The task:
Write out the listing below without alteration, omitting its pictures.

[Stored data]
···
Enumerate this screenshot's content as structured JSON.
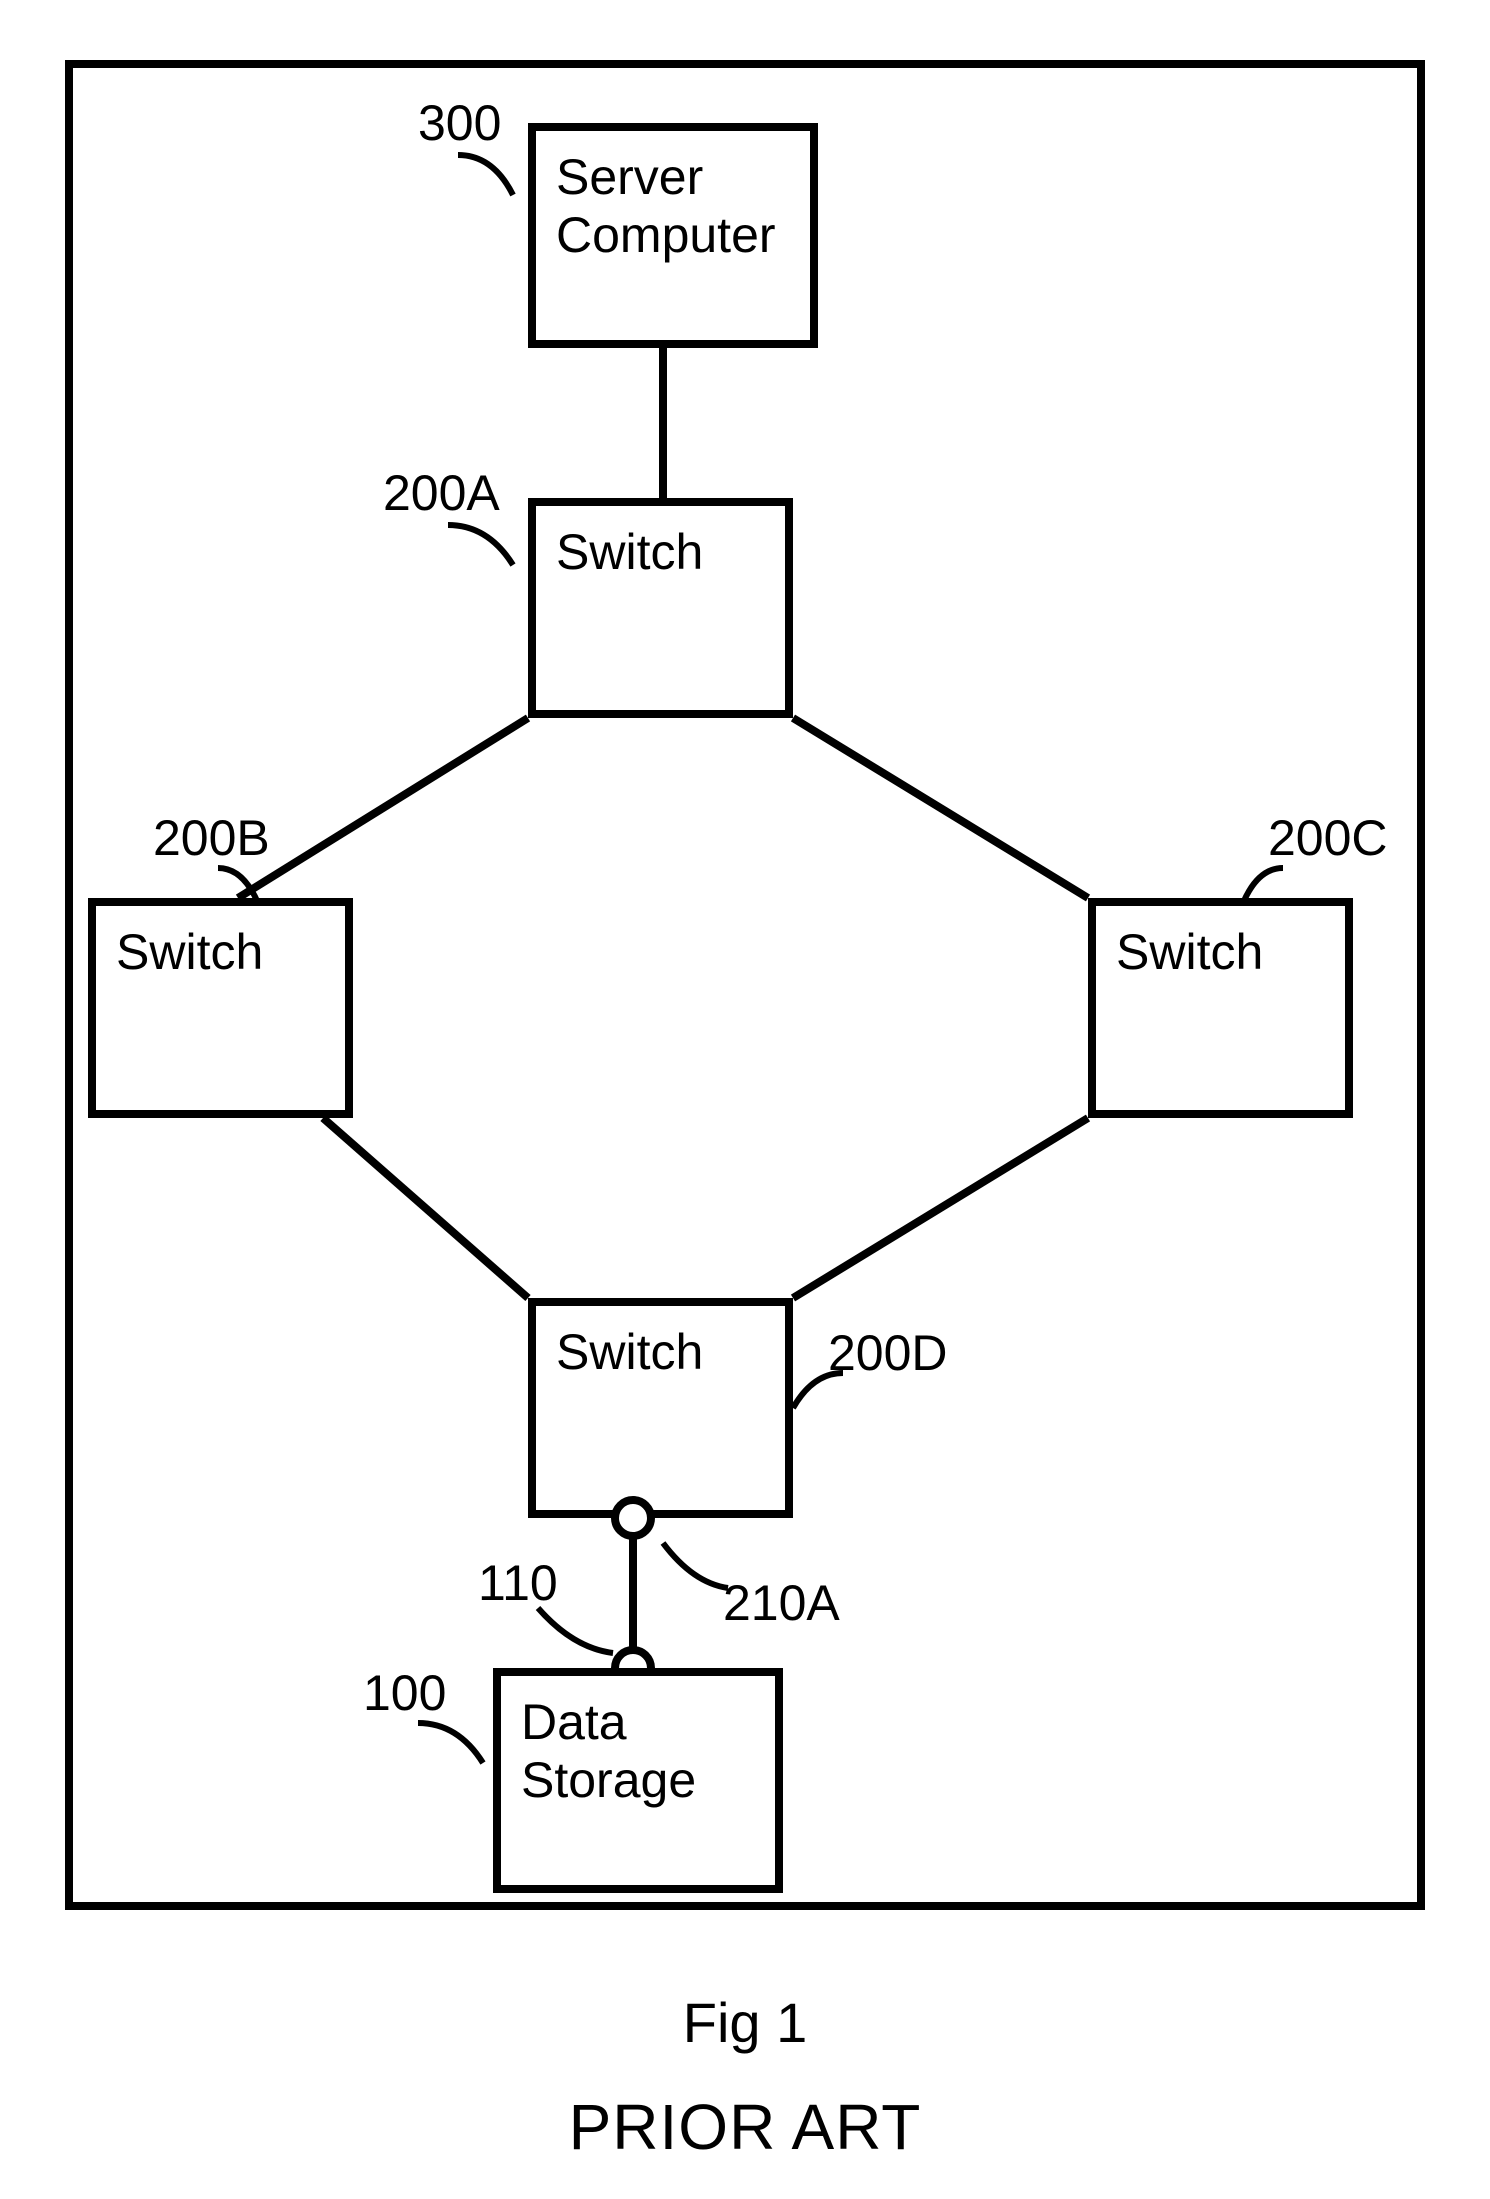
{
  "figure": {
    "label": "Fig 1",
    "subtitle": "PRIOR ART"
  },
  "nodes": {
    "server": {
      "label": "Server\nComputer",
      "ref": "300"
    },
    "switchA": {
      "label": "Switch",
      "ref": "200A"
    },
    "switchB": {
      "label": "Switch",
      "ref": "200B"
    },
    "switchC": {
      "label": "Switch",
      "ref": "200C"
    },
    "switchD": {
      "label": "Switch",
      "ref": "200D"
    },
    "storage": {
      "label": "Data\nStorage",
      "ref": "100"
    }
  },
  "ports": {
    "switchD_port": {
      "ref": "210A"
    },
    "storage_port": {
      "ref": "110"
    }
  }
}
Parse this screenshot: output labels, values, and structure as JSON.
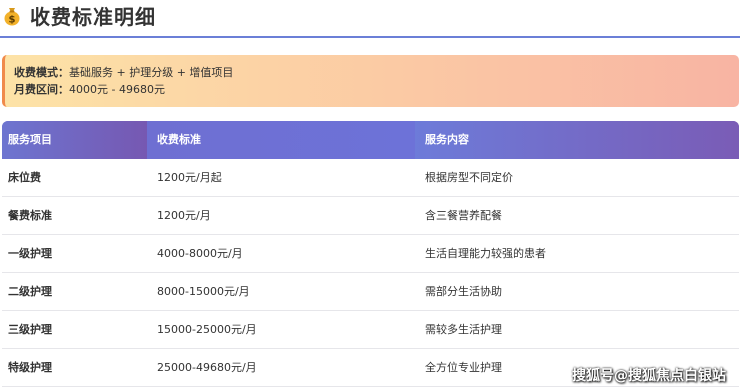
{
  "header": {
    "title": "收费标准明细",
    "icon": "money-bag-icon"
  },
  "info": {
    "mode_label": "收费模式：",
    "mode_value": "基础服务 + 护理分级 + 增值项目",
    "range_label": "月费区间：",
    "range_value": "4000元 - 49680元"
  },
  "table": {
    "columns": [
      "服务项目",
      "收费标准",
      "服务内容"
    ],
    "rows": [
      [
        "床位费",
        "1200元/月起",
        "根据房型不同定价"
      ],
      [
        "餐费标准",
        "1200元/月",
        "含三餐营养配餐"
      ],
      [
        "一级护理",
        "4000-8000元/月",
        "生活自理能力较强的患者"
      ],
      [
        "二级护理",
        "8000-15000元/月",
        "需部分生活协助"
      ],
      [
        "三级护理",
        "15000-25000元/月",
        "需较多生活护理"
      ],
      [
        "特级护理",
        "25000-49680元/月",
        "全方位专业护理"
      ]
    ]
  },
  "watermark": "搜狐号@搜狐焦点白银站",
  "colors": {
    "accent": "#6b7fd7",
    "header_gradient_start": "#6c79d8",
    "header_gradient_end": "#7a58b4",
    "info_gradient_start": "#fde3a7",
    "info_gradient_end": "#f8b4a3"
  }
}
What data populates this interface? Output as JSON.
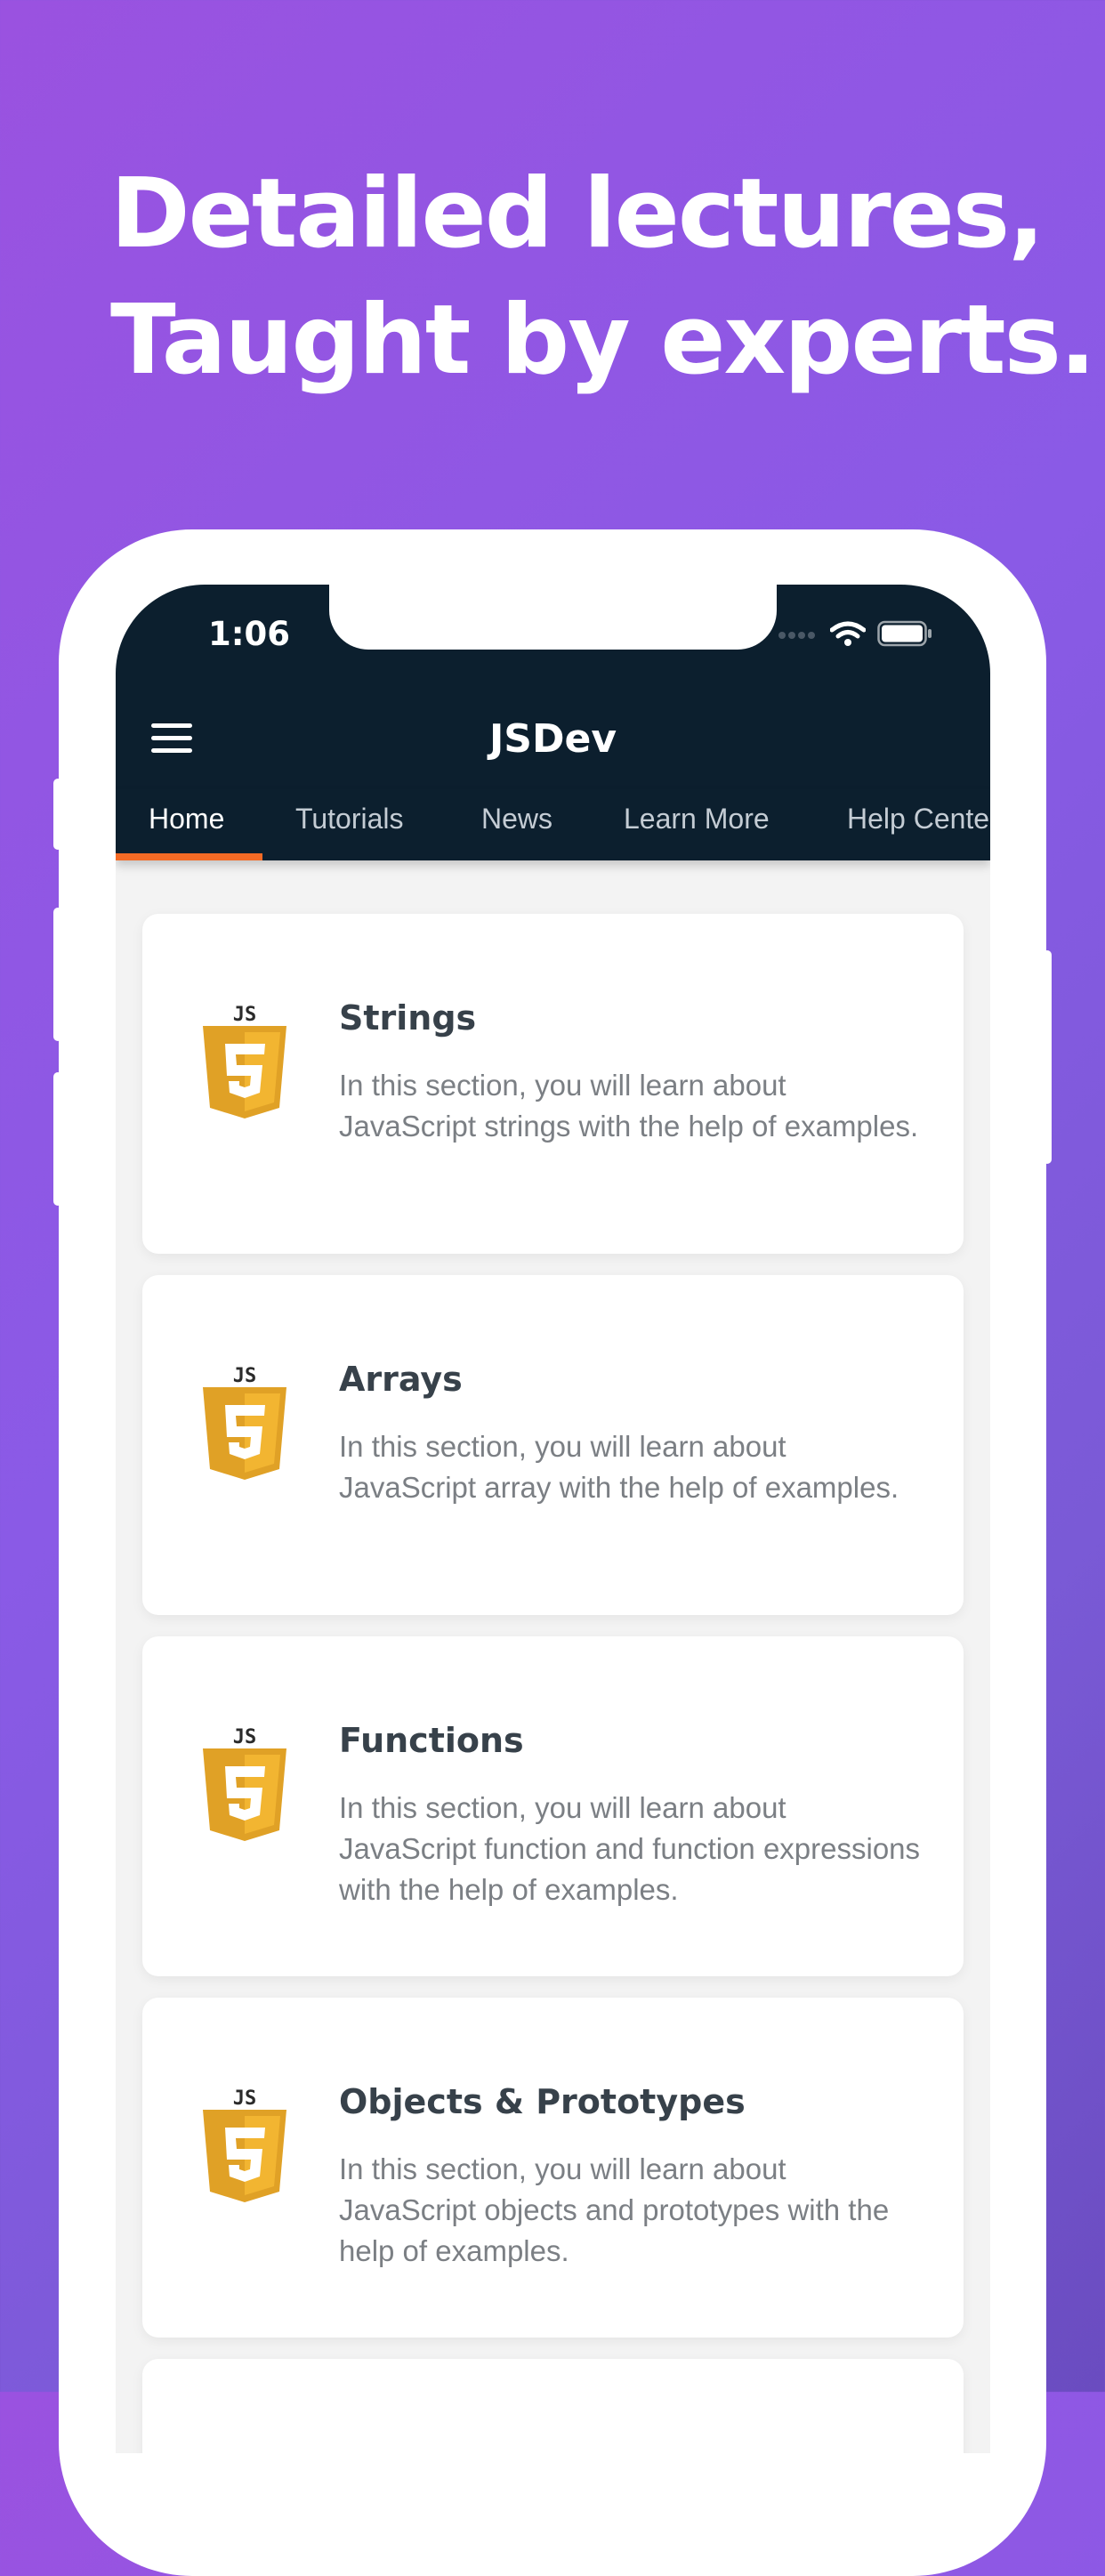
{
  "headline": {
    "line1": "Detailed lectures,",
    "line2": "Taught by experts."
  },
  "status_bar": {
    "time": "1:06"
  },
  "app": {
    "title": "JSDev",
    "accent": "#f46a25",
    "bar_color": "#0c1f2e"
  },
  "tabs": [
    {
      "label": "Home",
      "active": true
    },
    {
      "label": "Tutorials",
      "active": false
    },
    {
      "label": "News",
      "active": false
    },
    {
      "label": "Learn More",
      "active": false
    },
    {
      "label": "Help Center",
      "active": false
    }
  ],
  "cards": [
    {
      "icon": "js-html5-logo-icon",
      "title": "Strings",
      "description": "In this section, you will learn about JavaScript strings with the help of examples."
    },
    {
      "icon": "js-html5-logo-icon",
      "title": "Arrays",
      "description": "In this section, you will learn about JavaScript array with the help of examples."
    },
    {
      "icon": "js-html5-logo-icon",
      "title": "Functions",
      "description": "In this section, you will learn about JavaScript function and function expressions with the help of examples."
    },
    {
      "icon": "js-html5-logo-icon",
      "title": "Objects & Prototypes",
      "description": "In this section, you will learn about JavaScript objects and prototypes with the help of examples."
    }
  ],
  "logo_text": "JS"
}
···
Task response:
Enumerate this screenshot's content as structured JSON.
{
  "figure": {
    "label": "Fig 1",
    "subtitle": "PRIOR ART"
  },
  "nodes": {
    "server": {
      "label": "Server\nComputer",
      "ref": "300"
    },
    "switchA": {
      "label": "Switch",
      "ref": "200A"
    },
    "switchB": {
      "label": "Switch",
      "ref": "200B"
    },
    "switchC": {
      "label": "Switch",
      "ref": "200C"
    },
    "switchD": {
      "label": "Switch",
      "ref": "200D"
    },
    "storage": {
      "label": "Data\nStorage",
      "ref": "100"
    }
  },
  "ports": {
    "switchD_port": {
      "ref": "210A"
    },
    "storage_port": {
      "ref": "110"
    }
  }
}
Parse this screenshot: output labels, values, and structure as JSON.
{
  "header": {
    "title": "收费标准明细",
    "icon": "money-bag-icon"
  },
  "info": {
    "mode_label": "收费模式：",
    "mode_value": "基础服务 + 护理分级 + 增值项目",
    "range_label": "月费区间：",
    "range_value": "4000元 - 49680元"
  },
  "table": {
    "columns": [
      "服务项目",
      "收费标准",
      "服务内容"
    ],
    "rows": [
      [
        "床位费",
        "1200元/月起",
        "根据房型不同定价"
      ],
      [
        "餐费标准",
        "1200元/月",
        "含三餐营养配餐"
      ],
      [
        "一级护理",
        "4000-8000元/月",
        "生活自理能力较强的患者"
      ],
      [
        "二级护理",
        "8000-15000元/月",
        "需部分生活协助"
      ],
      [
        "三级护理",
        "15000-25000元/月",
        "需较多生活护理"
      ],
      [
        "特级护理",
        "25000-49680元/月",
        "全方位专业护理"
      ]
    ]
  },
  "watermark": "搜狐号@搜狐焦点白银站",
  "colors": {
    "accent": "#6b7fd7",
    "header_gradient_start": "#6c79d8",
    "header_gradient_end": "#7a58b4",
    "info_gradient_start": "#fde3a7",
    "info_gradient_end": "#f8b4a3"
  }
}
What data populates this interface? Output as JSON.
{
  "headline": {
    "line1": "Detailed lectures,",
    "line2": "Taught by experts."
  },
  "status_bar": {
    "time": "1:06"
  },
  "app": {
    "title": "JSDev",
    "accent": "#f46a25",
    "bar_color": "#0c1f2e"
  },
  "tabs": [
    {
      "label": "Home",
      "active": true
    },
    {
      "label": "Tutorials",
      "active": false
    },
    {
      "label": "News",
      "active": false
    },
    {
      "label": "Learn More",
      "active": false
    },
    {
      "label": "Help Center",
      "active": false
    }
  ],
  "cards": [
    {
      "icon": "js-html5-logo-icon",
      "title": "Strings",
      "description": "In this section, you will learn about JavaScript strings with the help of examples."
    },
    {
      "icon": "js-html5-logo-icon",
      "title": "Arrays",
      "description": "In this section, you will learn about JavaScript array with the help of examples."
    },
    {
      "icon": "js-html5-logo-icon",
      "title": "Functions",
      "description": "In this section, you will learn about JavaScript function and function expressions with the help of examples."
    },
    {
      "icon": "js-html5-logo-icon",
      "title": "Objects & Prototypes",
      "description": "In this section, you will learn about JavaScript objects and prototypes with the help of examples."
    }
  ],
  "logo_text": "JS"
}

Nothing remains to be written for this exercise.